## START SOURCE DATA
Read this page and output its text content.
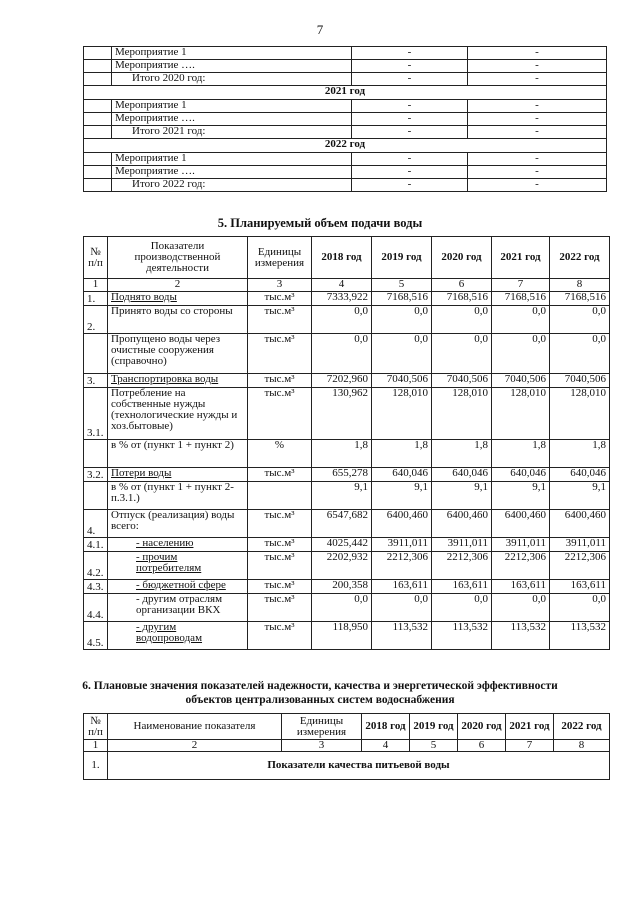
7
	Мероприятие 1	-	-
	Мероприятие ….	-	-
	Итого 2020 год:	-	-
2021 год			
	Мероприятие 1	-	-
	Мероприятие ….	-	-
	Итого 2021 год:	-	-
2022 год			
	Мероприятие 1	-	-
	Мероприятие ….	-	-
	Итого 2022 год:	-	-
5. Планируемый объем подачи воды
№ п/п	Показатели производственной деятельности	Единицы измерения	2018 год	2019 год	2020 год	2021 год	2022 год
1	2	3	4	5	6	7	8
1.	Поднято воды	тыс.м³	7333,922	7168,516	7168,516	7168,516	7168,516
2.	Принято воды со стороны	тыс.м³	0,0	0,0	0,0	0,0	0,0
	Пропущено воды через очистные сооружения (справочно)	тыс.м³	0,0	0,0	0,0	0,0	0,0
3.	Транспортировка воды	тыс.м³	7202,960	7040,506	7040,506	7040,506	7040,506
3.1.	Потребление на собственные нужды (технологические нужды и хоз.бытовые)	тыс.м³	130,962	128,010	128,010	128,010	128,010
	в % от (пункт 1 + пункт 2)	%	1,8	1,8	1,8	1,8	1,8
3.2.	Потери воды	тыс.м³	655,278	640,046	640,046	640,046	640,046
	в % от (пункт 1 + пункт 2-п.3.1.)		9,1	9,1	9,1	9,1	9,1
4.	Отпуск (реализация) воды всего:	тыс.м³	6547,682	6400,460	6400,460	6400,460	6400,460
4.1.	- населению	тыс.м³	4025,442	3911,011	3911,011	3911,011	3911,011
4.2.	- прочим потребителям	тыс.м³	2202,932	2212,306	2212,306	2212,306	2212,306
4.3.	- бюджетной сфере	тыс.м³	200,358	163,611	163,611	163,611	163,611
4.4.	- другим отраслям организации ВКХ	тыс.м³	0,0	0,0	0,0	0,0	0,0
4.5.	- другим водопроводам	тыс.м³	118,950	113,532	113,532	113,532	113,532
6. Плановые значения показателей надежности, качества и энергетической эффективности
объектов централизованных систем водоснабжения
№ п/п	Наименование показателя	Единицы измерения	2018 год	2019 год	2020 год	2021 год	2022 год
1	2	3	4	5	6	7	8
1.	Показатели качества питьевой воды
## END SOURCE DATA
**TASK TO CARRY OUT**
Wherever "измерения" shows up in a line, copy that line.

**TASK OUTPUT**
№ п/п	Показатели производственной деятельности	Единицы измерения	2018 год	2019 год	2020 год	2021 год	2022 год
№ п/п	Наименование показателя	Единицы измерения	2018 год	2019 год	2020 год	2021 год	2022 год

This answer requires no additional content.